Say the number of lines containing the string "Directors", and say nothing else.

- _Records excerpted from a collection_
--- Begin ---
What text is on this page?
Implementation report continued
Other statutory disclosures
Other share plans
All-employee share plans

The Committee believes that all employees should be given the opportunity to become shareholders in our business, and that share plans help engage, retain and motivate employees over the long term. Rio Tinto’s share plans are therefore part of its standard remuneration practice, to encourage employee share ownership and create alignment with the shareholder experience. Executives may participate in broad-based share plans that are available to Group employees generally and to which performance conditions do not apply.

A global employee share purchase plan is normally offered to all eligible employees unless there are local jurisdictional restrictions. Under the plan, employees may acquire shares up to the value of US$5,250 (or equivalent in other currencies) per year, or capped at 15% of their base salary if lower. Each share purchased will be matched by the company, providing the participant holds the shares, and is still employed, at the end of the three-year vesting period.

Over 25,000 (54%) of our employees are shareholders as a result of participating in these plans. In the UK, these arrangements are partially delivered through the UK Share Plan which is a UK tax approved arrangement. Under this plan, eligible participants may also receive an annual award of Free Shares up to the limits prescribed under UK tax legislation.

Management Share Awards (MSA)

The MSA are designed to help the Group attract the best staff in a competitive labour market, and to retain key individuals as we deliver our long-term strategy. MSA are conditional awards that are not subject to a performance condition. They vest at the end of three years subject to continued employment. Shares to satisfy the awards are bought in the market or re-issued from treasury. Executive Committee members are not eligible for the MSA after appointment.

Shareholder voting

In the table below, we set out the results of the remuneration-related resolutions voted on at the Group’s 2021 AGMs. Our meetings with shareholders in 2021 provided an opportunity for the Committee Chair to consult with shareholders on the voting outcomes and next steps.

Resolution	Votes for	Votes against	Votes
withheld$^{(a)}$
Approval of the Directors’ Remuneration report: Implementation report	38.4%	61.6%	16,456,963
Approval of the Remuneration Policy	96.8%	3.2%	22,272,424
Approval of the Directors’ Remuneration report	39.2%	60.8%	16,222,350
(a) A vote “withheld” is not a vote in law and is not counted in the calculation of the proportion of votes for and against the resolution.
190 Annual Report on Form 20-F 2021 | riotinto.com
--- End ---
- _EXPECTED OUTPUT_
2